§ Aim: Copy every line that holds "picture".

§ Supplied records:
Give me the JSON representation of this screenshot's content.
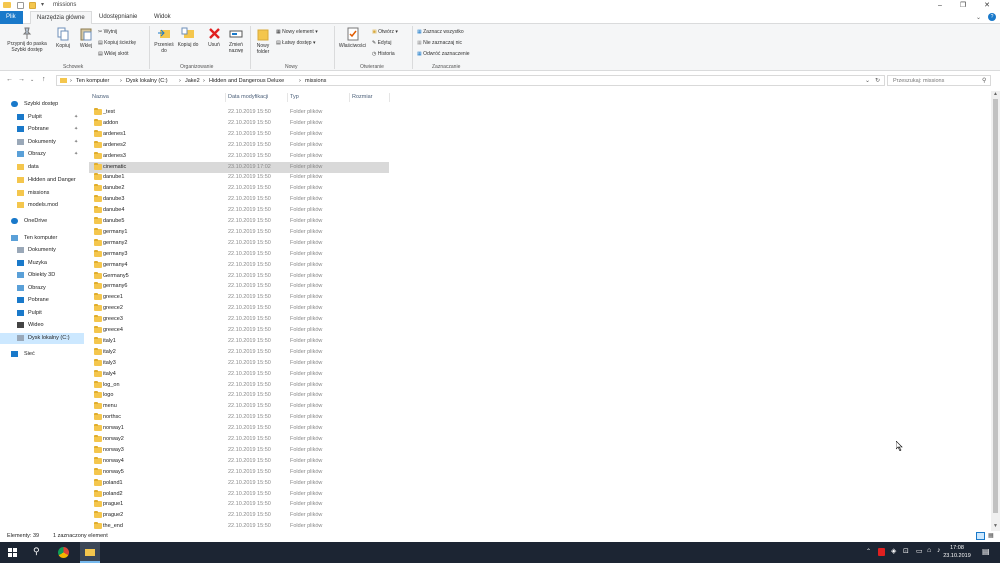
{
  "window": {
    "title": "missions",
    "colors": {
      "accent": "#1979ca",
      "folder": "#f4c64d",
      "taskbar": "#1c2533",
      "selected_nav": "#cce8ff"
    }
  },
  "ribbon_tabs": [
    {
      "label": "Plik"
    },
    {
      "label": "Narzędzia główne"
    },
    {
      "label": "Udostępnianie"
    },
    {
      "label": "Widok"
    }
  ],
  "ribbon": {
    "pin_label": "Przypnij do paska Szybki dostęp",
    "copy_label": "Kopiuj",
    "paste_label": "Wklej",
    "cut_label": "Wytnij",
    "copy_path_label": "Kopiuj ścieżkę",
    "paste_shortcut_label": "Wklej skrót",
    "clipboard_group": "Schowek",
    "move_to_label": "Przenieś do",
    "copy_to_label": "Kopiuj do",
    "delete_label": "Usuń",
    "rename_label": "Zmień nazwę",
    "organize_group": "Organizowanie",
    "new_folder_label": "Nowy folder",
    "new_item_label": "Nowy element",
    "easy_access_label": "Łatwy dostęp",
    "new_group": "Nowy",
    "properties_label": "Właściwości",
    "open_label": "Otwórz",
    "edit_label": "Edytuj",
    "history_label": "Historia",
    "open_group": "Otwieranie",
    "select_all_label": "Zaznacz wszystko",
    "select_none_label": "Nie zaznaczaj nic",
    "invert_selection_label": "Odwróć zaznaczenie",
    "select_group": "Zaznaczanie"
  },
  "address": {
    "crumbs": [
      "Ten komputer",
      "Dysk lokalny (C:)",
      "Jake2",
      "Hidden and Dangerous Deluxe",
      "missions"
    ],
    "search_placeholder": "Przeszukaj: missions"
  },
  "sidebar": {
    "items": [
      {
        "label": "Szybki dostęp",
        "icon": "star-icon"
      },
      {
        "label": "Pulpit",
        "icon": "desktop-icon",
        "pinned": true
      },
      {
        "label": "Pobrane",
        "icon": "download-icon",
        "pinned": true
      },
      {
        "label": "Dokumenty",
        "icon": "document-icon",
        "pinned": true
      },
      {
        "label": "Obrazy",
        "icon": "picture-icon",
        "pinned": true
      },
      {
        "label": "data",
        "icon": "folder-icon"
      },
      {
        "label": "Hidden and Danger",
        "icon": "folder-icon"
      },
      {
        "label": "missions",
        "icon": "folder-icon"
      },
      {
        "label": "models.mod",
        "icon": "folder-icon"
      },
      {
        "label": "OneDrive",
        "icon": "cloud-icon"
      },
      {
        "label": "Ten komputer",
        "icon": "computer-icon"
      },
      {
        "label": "Dokumenty",
        "icon": "document-icon"
      },
      {
        "label": "Muzyka",
        "icon": "music-icon"
      },
      {
        "label": "Obiekty 3D",
        "icon": "cube-icon"
      },
      {
        "label": "Obrazy",
        "icon": "picture-icon"
      },
      {
        "label": "Pobrane",
        "icon": "download-icon"
      },
      {
        "label": "Pulpit",
        "icon": "desktop-icon"
      },
      {
        "label": "Wideo",
        "icon": "video-icon"
      },
      {
        "label": "Dysk lokalny (C:)",
        "icon": "drive-icon",
        "selected": true
      },
      {
        "label": "Sieć",
        "icon": "network-icon"
      }
    ]
  },
  "columns": {
    "name": "Nazwa",
    "date": "Data modyfikacji",
    "type": "Typ",
    "size": "Rozmiar"
  },
  "files": [
    {
      "name": "_test",
      "date": "22.10.2019 15:50",
      "type": "Folder plików"
    },
    {
      "name": "addon",
      "date": "22.10.2019 15:50",
      "type": "Folder plików"
    },
    {
      "name": "ardenes1",
      "date": "22.10.2019 15:50",
      "type": "Folder plików"
    },
    {
      "name": "ardenes2",
      "date": "22.10.2019 15:50",
      "type": "Folder plików"
    },
    {
      "name": "ardenes3",
      "date": "22.10.2019 15:50",
      "type": "Folder plików"
    },
    {
      "name": "cinematic",
      "date": "23.10.2019 17:02",
      "type": "Folder plików",
      "selected": true
    },
    {
      "name": "danube1",
      "date": "22.10.2019 15:50",
      "type": "Folder plików"
    },
    {
      "name": "danube2",
      "date": "22.10.2019 15:50",
      "type": "Folder plików"
    },
    {
      "name": "danube3",
      "date": "22.10.2019 15:50",
      "type": "Folder plików"
    },
    {
      "name": "danube4",
      "date": "22.10.2019 15:50",
      "type": "Folder plików"
    },
    {
      "name": "danube5",
      "date": "22.10.2019 15:50",
      "type": "Folder plików"
    },
    {
      "name": "germany1",
      "date": "22.10.2019 15:50",
      "type": "Folder plików"
    },
    {
      "name": "germany2",
      "date": "22.10.2019 15:50",
      "type": "Folder plików"
    },
    {
      "name": "germany3",
      "date": "22.10.2019 15:50",
      "type": "Folder plików"
    },
    {
      "name": "germany4",
      "date": "22.10.2019 15:50",
      "type": "Folder plików"
    },
    {
      "name": "Germany5",
      "date": "22.10.2019 15:50",
      "type": "Folder plików"
    },
    {
      "name": "germany6",
      "date": "22.10.2019 15:50",
      "type": "Folder plików"
    },
    {
      "name": "greece1",
      "date": "22.10.2019 15:50",
      "type": "Folder plików"
    },
    {
      "name": "greece2",
      "date": "22.10.2019 15:50",
      "type": "Folder plików"
    },
    {
      "name": "greece3",
      "date": "22.10.2019 15:50",
      "type": "Folder plików"
    },
    {
      "name": "greece4",
      "date": "22.10.2019 15:50",
      "type": "Folder plików"
    },
    {
      "name": "italy1",
      "date": "22.10.2019 15:50",
      "type": "Folder plików"
    },
    {
      "name": "italy2",
      "date": "22.10.2019 15:50",
      "type": "Folder plików"
    },
    {
      "name": "italy3",
      "date": "22.10.2019 15:50",
      "type": "Folder plików"
    },
    {
      "name": "italy4",
      "date": "22.10.2019 15:50",
      "type": "Folder plików"
    },
    {
      "name": "log_on",
      "date": "22.10.2019 15:50",
      "type": "Folder plików"
    },
    {
      "name": "logo",
      "date": "22.10.2019 15:50",
      "type": "Folder plików"
    },
    {
      "name": "menu",
      "date": "22.10.2019 15:50",
      "type": "Folder plików"
    },
    {
      "name": "northsc",
      "date": "22.10.2019 15:50",
      "type": "Folder plików"
    },
    {
      "name": "norway1",
      "date": "22.10.2019 15:50",
      "type": "Folder plików"
    },
    {
      "name": "norway2",
      "date": "22.10.2019 15:50",
      "type": "Folder plików"
    },
    {
      "name": "norway3",
      "date": "22.10.2019 15:50",
      "type": "Folder plików"
    },
    {
      "name": "norway4",
      "date": "22.10.2019 15:50",
      "type": "Folder plików"
    },
    {
      "name": "norway5",
      "date": "22.10.2019 15:50",
      "type": "Folder plików"
    },
    {
      "name": "poland1",
      "date": "22.10.2019 15:50",
      "type": "Folder plików"
    },
    {
      "name": "poland2",
      "date": "22.10.2019 15:50",
      "type": "Folder plików"
    },
    {
      "name": "prague1",
      "date": "22.10.2019 15:50",
      "type": "Folder plików"
    },
    {
      "name": "prague2",
      "date": "22.10.2019 15:50",
      "type": "Folder plików"
    },
    {
      "name": "the_end",
      "date": "22.10.2019 15:50",
      "type": "Folder plików"
    }
  ],
  "status": {
    "count": "Elementy: 39",
    "selection": "1 zaznaczony element"
  },
  "taskbar": {
    "time": "17:08",
    "date": "23.10.2019"
  }
}
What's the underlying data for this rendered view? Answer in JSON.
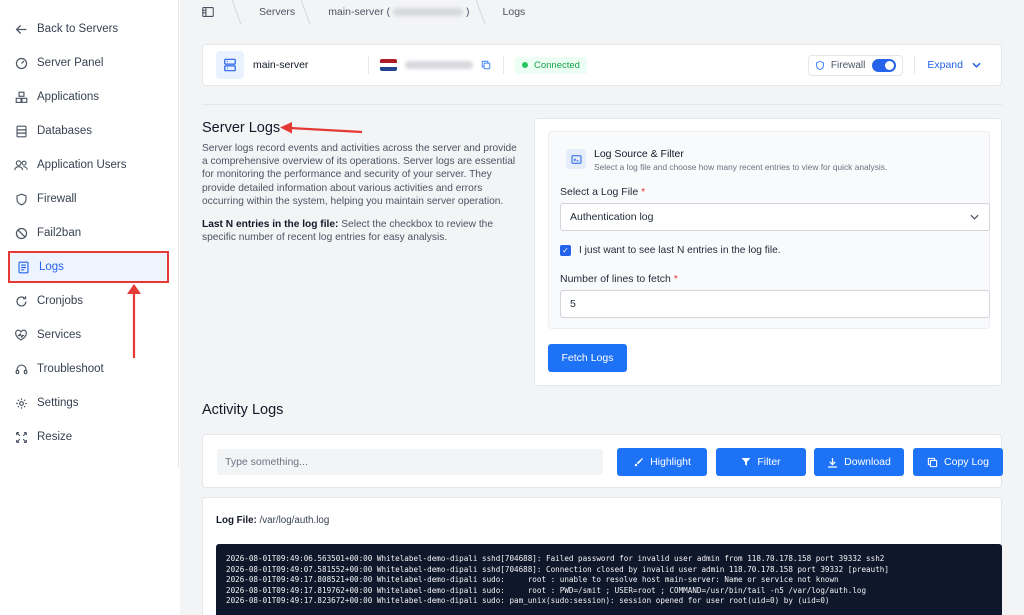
{
  "sidebar": {
    "back_label": "Back to Servers",
    "items": [
      {
        "label": "Server Panel",
        "icon": "gauge-icon"
      },
      {
        "label": "Applications",
        "icon": "applications-icon"
      },
      {
        "label": "Databases",
        "icon": "database-icon"
      },
      {
        "label": "Application Users",
        "icon": "users-icon"
      },
      {
        "label": "Firewall",
        "icon": "shield-icon"
      },
      {
        "label": "Fail2ban",
        "icon": "ban-icon"
      },
      {
        "label": "Logs",
        "icon": "logs-icon",
        "active": true
      },
      {
        "label": "Cronjobs",
        "icon": "refresh-icon"
      },
      {
        "label": "Services",
        "icon": "services-icon"
      },
      {
        "label": "Troubleshoot",
        "icon": "headset-icon"
      },
      {
        "label": "Settings",
        "icon": "gear-icon"
      },
      {
        "label": "Resize",
        "icon": "resize-icon"
      }
    ]
  },
  "breadcrumb": {
    "servers": "Servers",
    "server": "main-server (",
    "server_suffix": ")",
    "current": "Logs"
  },
  "server": {
    "name": "main-server",
    "status": "Connected",
    "firewall_label": "Firewall",
    "firewall_on": true,
    "expand_label": "Expand"
  },
  "intro": {
    "title": "Server Logs",
    "description": "Server logs record events and activities across the server and provide a comprehensive overview of its operations. Server logs are essential for monitoring the performance and security of your server. They provide detailed information about various activities and errors occurring within the system, helping you maintain server operation.",
    "lastn_title": "Last N entries in the log file:",
    "lastn_text": " Select the checkbox to review the specific number of recent log entries for easy analysis."
  },
  "filter": {
    "title": "Log Source & Filter",
    "subtitle": "Select a log file and choose how many recent entries to view for quick analysis.",
    "file_label": "Select a Log File",
    "file_value": "Authentication log",
    "checkbox_label": "I just want to see last N entries in the log file.",
    "checkbox_checked": true,
    "lines_label": "Number of lines to fetch",
    "lines_value": "5",
    "fetch_button": "Fetch Logs"
  },
  "activity": {
    "title": "Activity Logs",
    "search_placeholder": "Type something...",
    "highlight": "Highlight",
    "filter": "Filter",
    "download": "Download",
    "copy": "Copy Log",
    "logfile_label": "Log File:",
    "logfile_path": " /var/log/auth.log",
    "lines": [
      "2026-08-01T09:49:06.563501+00:00 Whitelabel-demo-dipali sshd[704688]: Failed password for invalid user admin from 118.70.178.158 port 39332 ssh2",
      "2026-08-01T09:49:07.581552+00:00 Whitelabel-demo-dipali sshd[704688]: Connection closed by invalid user admin 118.70.178.158 port 39332 [preauth]",
      "2026-08-01T09:49:17.808521+00:00 Whitelabel-demo-dipali sudo:     root : unable to resolve host main-server: Name or service not known",
      "2026-08-01T09:49:17.819762+00:00 Whitelabel-demo-dipali sudo:     root : PWD=/smit ; USER=root ; COMMAND=/usr/bin/tail -n5 /var/log/auth.log",
      "2026-08-01T09:49:17.823672+00:00 Whitelabel-demo-dipali sudo: pam_unix(sudo:session): session opened for user root(uid=0) by (uid=0)"
    ]
  },
  "colors": {
    "accent": "#1d72f5",
    "annotation": "#e53935",
    "connected": "#22c55e",
    "terminal_bg": "#0f172a"
  }
}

§ The answer:
        "icon": "picture-icon",
        "icon": "picture-icon"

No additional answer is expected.